== WHAT TO PRODUCE ==
Output every line exactly as written. Leave out pictures.

(Dataset entries)

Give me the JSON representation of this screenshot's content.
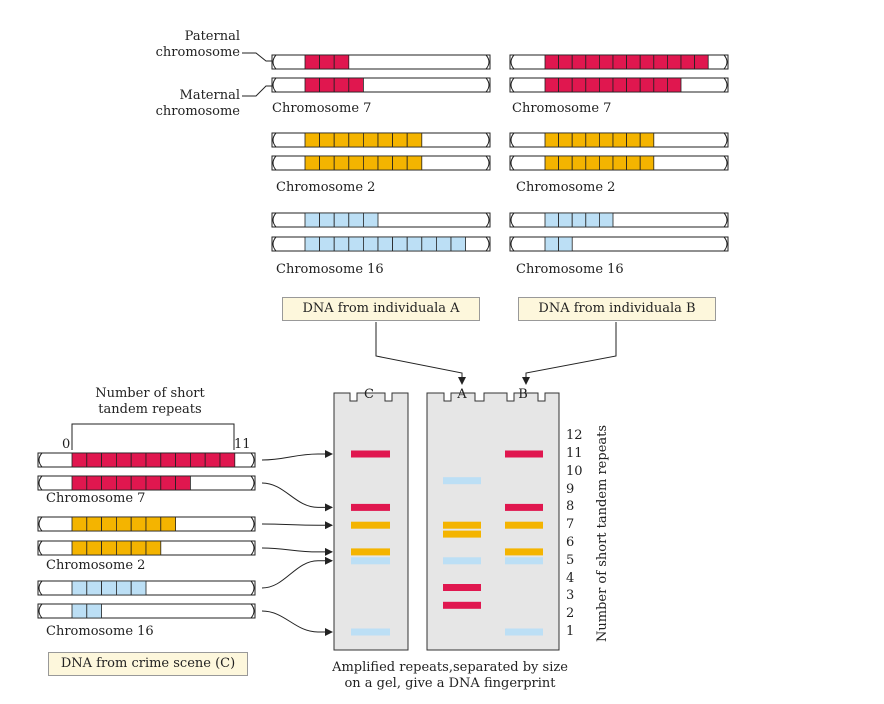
{
  "colors": {
    "red": "#e0174f",
    "yellow": "#f4b400",
    "blue": "#bcdff5",
    "gel": "#e6e6e6",
    "box": "#fdf7dc"
  },
  "labels": {
    "paternal": "Paternal chromosome",
    "paternal_l1": "Paternal",
    "paternal_l2": "chromosome",
    "maternal_l1": "Maternal",
    "maternal_l2": "chromosome",
    "chr7": "Chromosome 7",
    "chr2": "Chromosome 2",
    "chr16": "Chromosome 16",
    "dna_a": "DNA from individuala A",
    "dna_b": "DNA from individuala B",
    "dna_c": "DNA from crime scene (C)",
    "repeats_l1": "Number of short",
    "repeats_l2": "tandem repeats",
    "tick_0": "0",
    "tick_11": "11",
    "lane_c": "C",
    "lane_a": "A",
    "lane_b": "B",
    "axis_title": "Number of short tandem repeats",
    "caption_l1": "Amplified repeats,separated by size",
    "caption_l2": "on a gel, give a DNA fingerprint"
  },
  "scale_numbers": [
    "12",
    "11",
    "10",
    "9",
    "8",
    "7",
    "6",
    "5",
    "4",
    "3",
    "2",
    "1"
  ],
  "individual_A": {
    "chr7": [
      3,
      4
    ],
    "chr2": [
      8,
      8
    ],
    "chr16": [
      5,
      11
    ]
  },
  "individual_B": {
    "chr7": [
      12,
      10
    ],
    "chr2": [
      8,
      8
    ],
    "chr16": [
      5,
      2
    ]
  },
  "crime_scene_C": {
    "chr7": [
      11,
      8
    ],
    "chr2": [
      7,
      6
    ],
    "chr16": [
      5,
      2
    ]
  },
  "gel": {
    "C": [
      {
        "color": "red",
        "repeats": [
          11,
          8
        ]
      },
      {
        "color": "yellow",
        "repeats": [
          7,
          5.5
        ]
      },
      {
        "color": "blue",
        "repeats": [
          5,
          1
        ]
      }
    ],
    "A": [
      {
        "color": "blue",
        "repeats": [
          9.5,
          5
        ]
      },
      {
        "color": "yellow",
        "repeats": [
          7,
          6.5
        ]
      },
      {
        "color": "red",
        "repeats": [
          3.5,
          2.5
        ]
      }
    ],
    "B": [
      {
        "color": "red",
        "repeats": [
          11,
          8
        ]
      },
      {
        "color": "yellow",
        "repeats": [
          7,
          5.5
        ]
      },
      {
        "color": "blue",
        "repeats": [
          5,
          1
        ]
      }
    ]
  }
}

== SOLVED PROBLEM ==
Give me the JSON representation of this screenshot's content.
{
  "colors": {
    "red": "#e0174f",
    "yellow": "#f4b400",
    "blue": "#bcdff5",
    "gel": "#e6e6e6",
    "box": "#fdf7dc"
  },
  "labels": {
    "paternal": "Paternal chromosome",
    "paternal_l1": "Paternal",
    "paternal_l2": "chromosome",
    "maternal_l1": "Maternal",
    "maternal_l2": "chromosome",
    "chr7": "Chromosome 7",
    "chr2": "Chromosome 2",
    "chr16": "Chromosome 16",
    "dna_a": "DNA from individuala A",
    "dna_b": "DNA from individuala B",
    "dna_c": "DNA from crime scene (C)",
    "repeats_l1": "Number of short",
    "repeats_l2": "tandem repeats",
    "tick_0": "0",
    "tick_11": "11",
    "lane_c": "C",
    "lane_a": "A",
    "lane_b": "B",
    "axis_title": "Number of short tandem repeats",
    "caption_l1": "Amplified repeats,separated by size",
    "caption_l2": "on a gel, give a DNA fingerprint"
  },
  "scale_numbers": [
    "12",
    "11",
    "10",
    "9",
    "8",
    "7",
    "6",
    "5",
    "4",
    "3",
    "2",
    "1"
  ],
  "individual_A": {
    "chr7": [
      3,
      4
    ],
    "chr2": [
      8,
      8
    ],
    "chr16": [
      5,
      11
    ]
  },
  "individual_B": {
    "chr7": [
      12,
      10
    ],
    "chr2": [
      8,
      8
    ],
    "chr16": [
      5,
      2
    ]
  },
  "crime_scene_C": {
    "chr7": [
      11,
      8
    ],
    "chr2": [
      7,
      6
    ],
    "chr16": [
      5,
      2
    ]
  },
  "gel": {
    "C": [
      {
        "color": "red",
        "repeats": [
          11,
          8
        ]
      },
      {
        "color": "yellow",
        "repeats": [
          7,
          5.5
        ]
      },
      {
        "color": "blue",
        "repeats": [
          5,
          1
        ]
      }
    ],
    "A": [
      {
        "color": "blue",
        "repeats": [
          9.5,
          5
        ]
      },
      {
        "color": "yellow",
        "repeats": [
          7,
          6.5
        ]
      },
      {
        "color": "red",
        "repeats": [
          3.5,
          2.5
        ]
      }
    ],
    "B": [
      {
        "color": "red",
        "repeats": [
          11,
          8
        ]
      },
      {
        "color": "yellow",
        "repeats": [
          7,
          5.5
        ]
      },
      {
        "color": "blue",
        "repeats": [
          5,
          1
        ]
      }
    ]
  }
}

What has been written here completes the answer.